Figure contents as structured data »

◇ ◇ ◇ ◇

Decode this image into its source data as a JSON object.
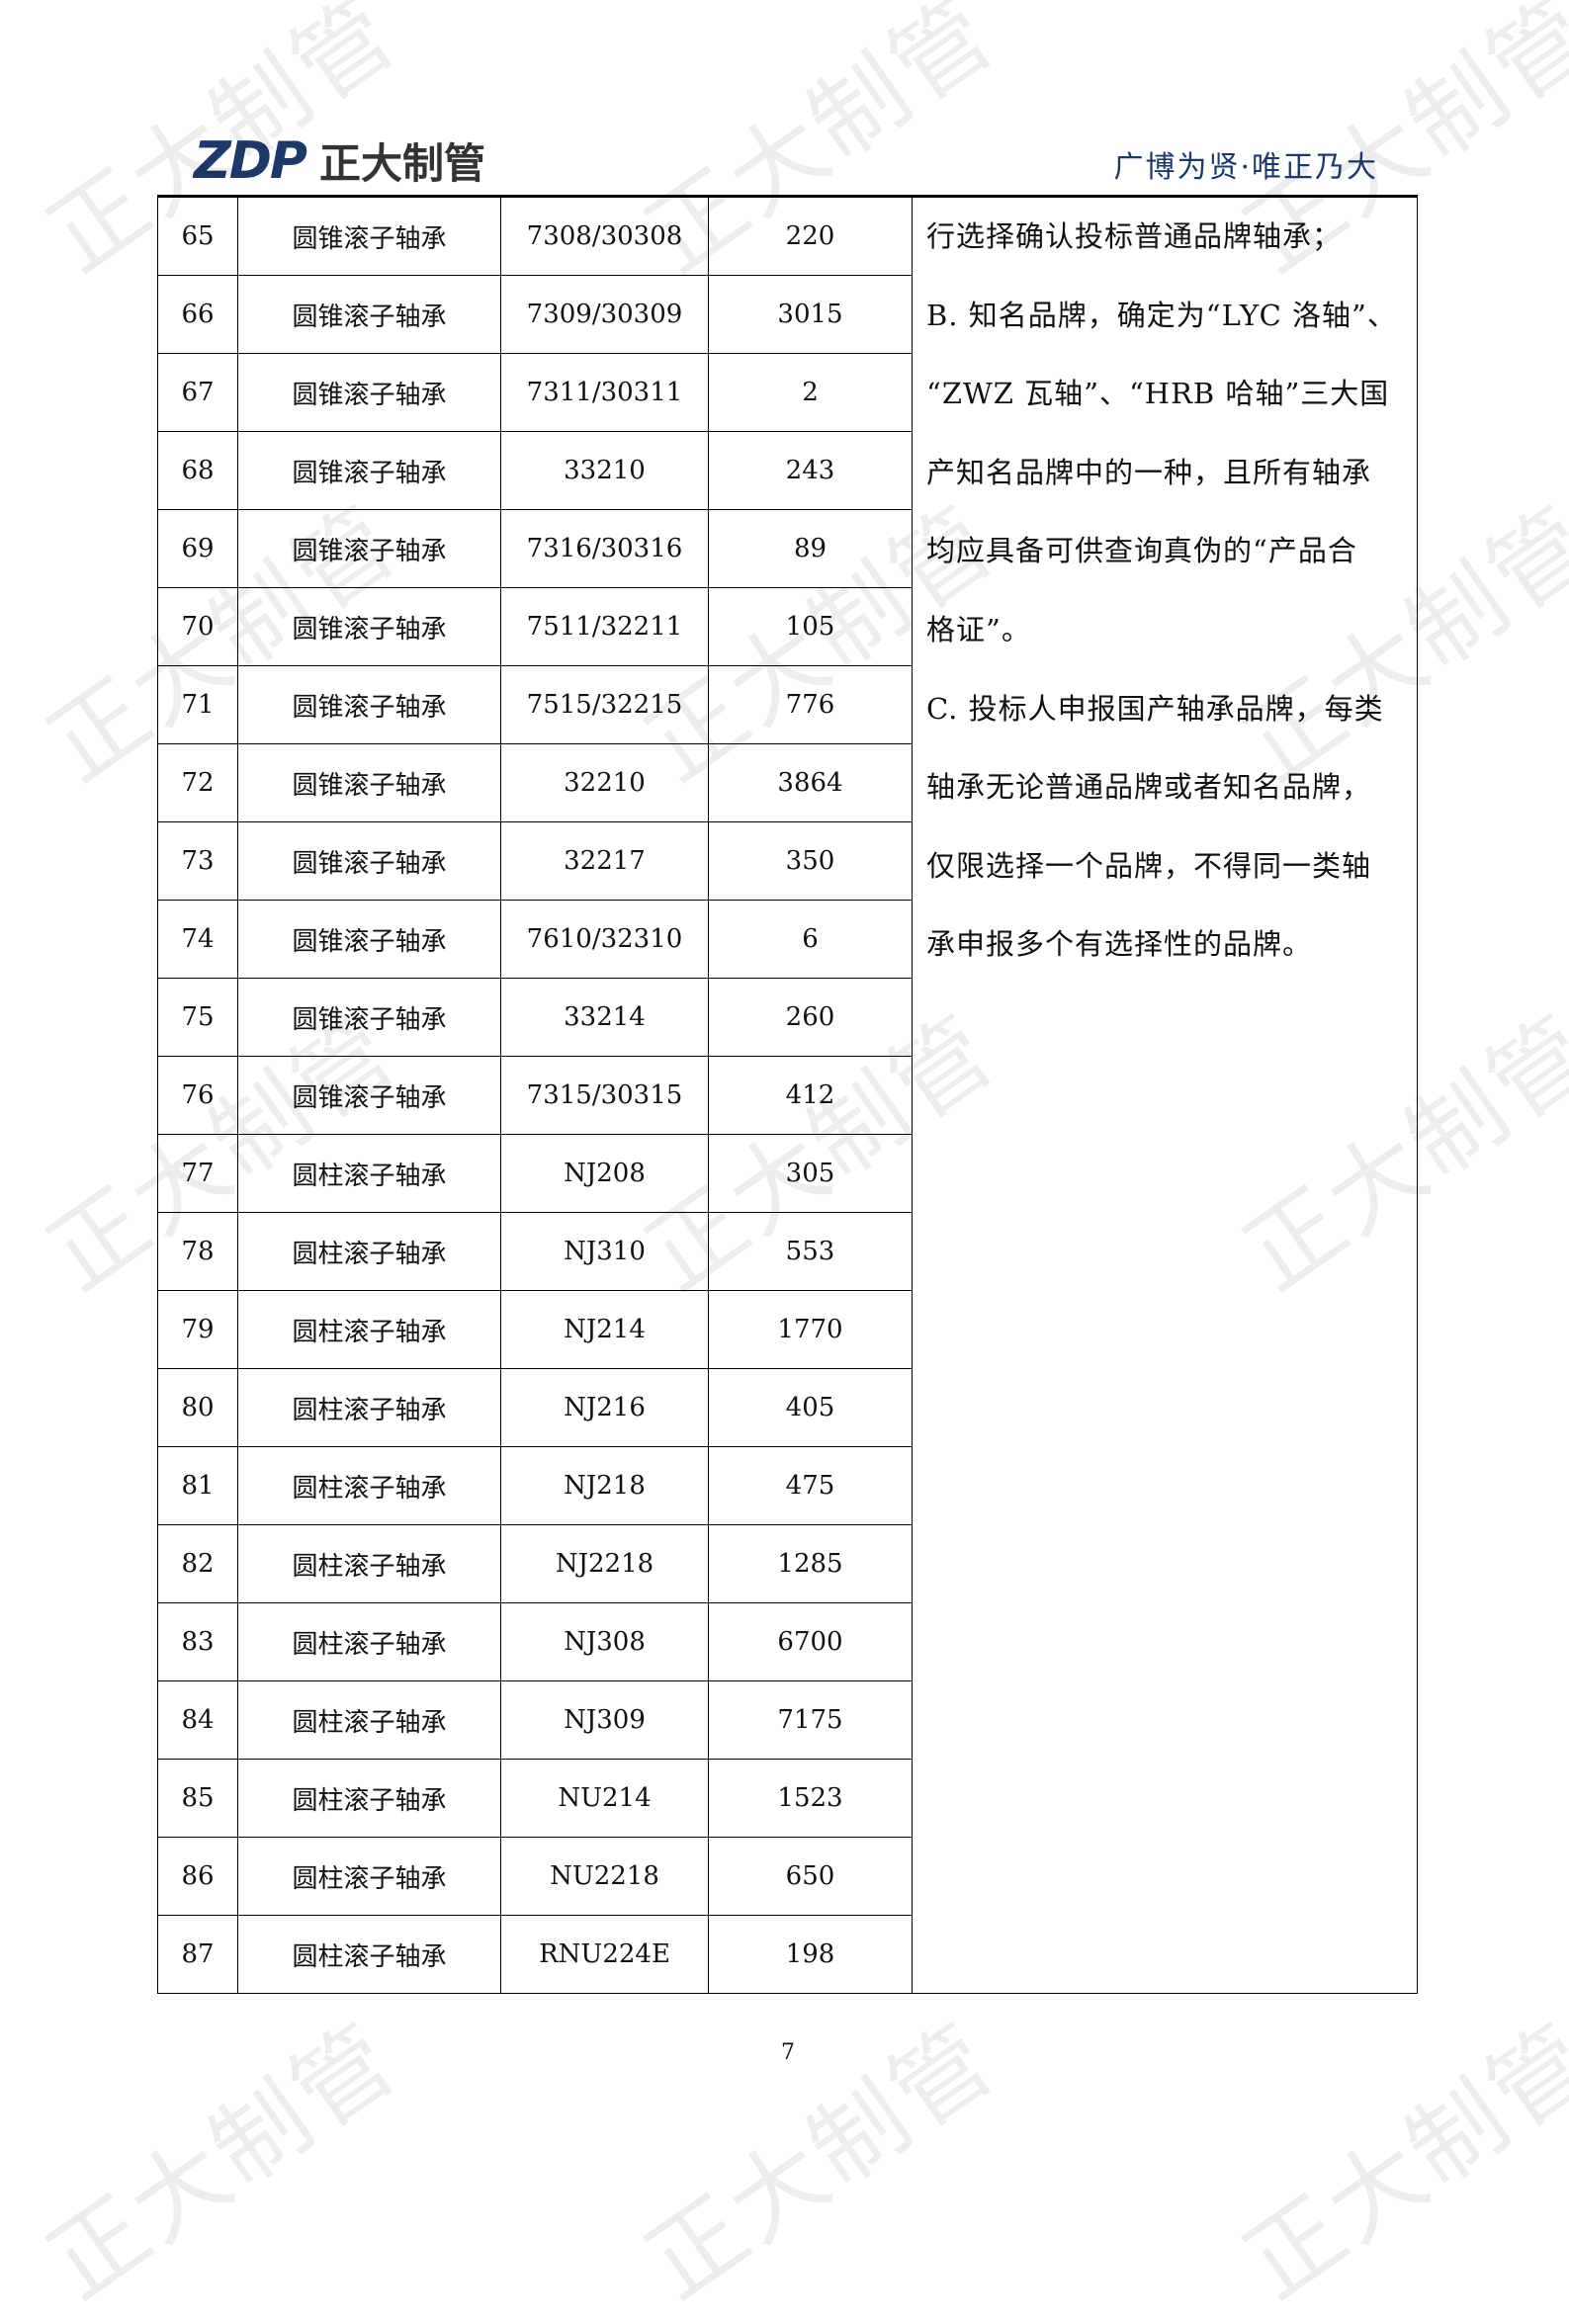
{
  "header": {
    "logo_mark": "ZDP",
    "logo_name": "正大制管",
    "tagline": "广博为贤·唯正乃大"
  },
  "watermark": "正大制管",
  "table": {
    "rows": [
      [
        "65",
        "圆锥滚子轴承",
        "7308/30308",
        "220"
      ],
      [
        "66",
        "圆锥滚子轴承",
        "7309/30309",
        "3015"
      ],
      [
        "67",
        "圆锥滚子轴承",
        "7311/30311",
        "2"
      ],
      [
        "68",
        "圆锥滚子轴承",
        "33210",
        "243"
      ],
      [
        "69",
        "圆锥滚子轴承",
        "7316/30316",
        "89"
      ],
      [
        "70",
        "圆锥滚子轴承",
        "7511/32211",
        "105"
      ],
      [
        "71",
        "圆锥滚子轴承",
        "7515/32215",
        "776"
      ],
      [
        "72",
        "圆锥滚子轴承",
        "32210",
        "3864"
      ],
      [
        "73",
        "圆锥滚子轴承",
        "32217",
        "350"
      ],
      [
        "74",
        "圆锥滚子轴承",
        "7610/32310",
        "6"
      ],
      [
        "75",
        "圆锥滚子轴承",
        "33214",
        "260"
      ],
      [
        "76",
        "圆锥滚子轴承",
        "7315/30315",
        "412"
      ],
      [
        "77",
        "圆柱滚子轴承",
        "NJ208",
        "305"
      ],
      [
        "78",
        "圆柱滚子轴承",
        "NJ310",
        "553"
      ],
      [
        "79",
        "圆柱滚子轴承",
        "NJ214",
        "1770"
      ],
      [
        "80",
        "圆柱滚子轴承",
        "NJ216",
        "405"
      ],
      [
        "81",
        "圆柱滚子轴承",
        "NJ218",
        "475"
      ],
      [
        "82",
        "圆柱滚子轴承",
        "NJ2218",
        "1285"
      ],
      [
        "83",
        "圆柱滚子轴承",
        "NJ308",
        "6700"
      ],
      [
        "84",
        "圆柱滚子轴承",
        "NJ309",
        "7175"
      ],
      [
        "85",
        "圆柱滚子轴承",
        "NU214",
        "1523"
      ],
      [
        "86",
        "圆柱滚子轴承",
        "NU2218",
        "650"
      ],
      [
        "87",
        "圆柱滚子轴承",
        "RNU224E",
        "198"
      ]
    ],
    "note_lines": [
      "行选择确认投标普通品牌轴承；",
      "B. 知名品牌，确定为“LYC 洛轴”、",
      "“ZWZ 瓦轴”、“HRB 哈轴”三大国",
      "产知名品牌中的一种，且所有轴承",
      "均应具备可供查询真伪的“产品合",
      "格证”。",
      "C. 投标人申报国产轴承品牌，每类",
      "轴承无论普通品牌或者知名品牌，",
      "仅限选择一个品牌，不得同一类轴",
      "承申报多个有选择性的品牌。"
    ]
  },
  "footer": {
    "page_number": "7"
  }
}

◇ ◇ ◇ ◇

What to work on »
All entries must be written out again exactly as given, with no pictures in the copy.

Task result »
Decode this image into its source data as a JSON object.
{
  "header": {
    "logo_mark": "ZDP",
    "logo_name": "正大制管",
    "tagline": "广博为贤·唯正乃大"
  },
  "watermark": "正大制管",
  "table": {
    "rows": [
      [
        "65",
        "圆锥滚子轴承",
        "7308/30308",
        "220"
      ],
      [
        "66",
        "圆锥滚子轴承",
        "7309/30309",
        "3015"
      ],
      [
        "67",
        "圆锥滚子轴承",
        "7311/30311",
        "2"
      ],
      [
        "68",
        "圆锥滚子轴承",
        "33210",
        "243"
      ],
      [
        "69",
        "圆锥滚子轴承",
        "7316/30316",
        "89"
      ],
      [
        "70",
        "圆锥滚子轴承",
        "7511/32211",
        "105"
      ],
      [
        "71",
        "圆锥滚子轴承",
        "7515/32215",
        "776"
      ],
      [
        "72",
        "圆锥滚子轴承",
        "32210",
        "3864"
      ],
      [
        "73",
        "圆锥滚子轴承",
        "32217",
        "350"
      ],
      [
        "74",
        "圆锥滚子轴承",
        "7610/32310",
        "6"
      ],
      [
        "75",
        "圆锥滚子轴承",
        "33214",
        "260"
      ],
      [
        "76",
        "圆锥滚子轴承",
        "7315/30315",
        "412"
      ],
      [
        "77",
        "圆柱滚子轴承",
        "NJ208",
        "305"
      ],
      [
        "78",
        "圆柱滚子轴承",
        "NJ310",
        "553"
      ],
      [
        "79",
        "圆柱滚子轴承",
        "NJ214",
        "1770"
      ],
      [
        "80",
        "圆柱滚子轴承",
        "NJ216",
        "405"
      ],
      [
        "81",
        "圆柱滚子轴承",
        "NJ218",
        "475"
      ],
      [
        "82",
        "圆柱滚子轴承",
        "NJ2218",
        "1285"
      ],
      [
        "83",
        "圆柱滚子轴承",
        "NJ308",
        "6700"
      ],
      [
        "84",
        "圆柱滚子轴承",
        "NJ309",
        "7175"
      ],
      [
        "85",
        "圆柱滚子轴承",
        "NU214",
        "1523"
      ],
      [
        "86",
        "圆柱滚子轴承",
        "NU2218",
        "650"
      ],
      [
        "87",
        "圆柱滚子轴承",
        "RNU224E",
        "198"
      ]
    ],
    "note_lines": [
      "行选择确认投标普通品牌轴承；",
      "B. 知名品牌，确定为“LYC 洛轴”、",
      "“ZWZ 瓦轴”、“HRB 哈轴”三大国",
      "产知名品牌中的一种，且所有轴承",
      "均应具备可供查询真伪的“产品合",
      "格证”。",
      "C. 投标人申报国产轴承品牌，每类",
      "轴承无论普通品牌或者知名品牌，",
      "仅限选择一个品牌，不得同一类轴",
      "承申报多个有选择性的品牌。"
    ]
  },
  "footer": {
    "page_number": "7"
  }
}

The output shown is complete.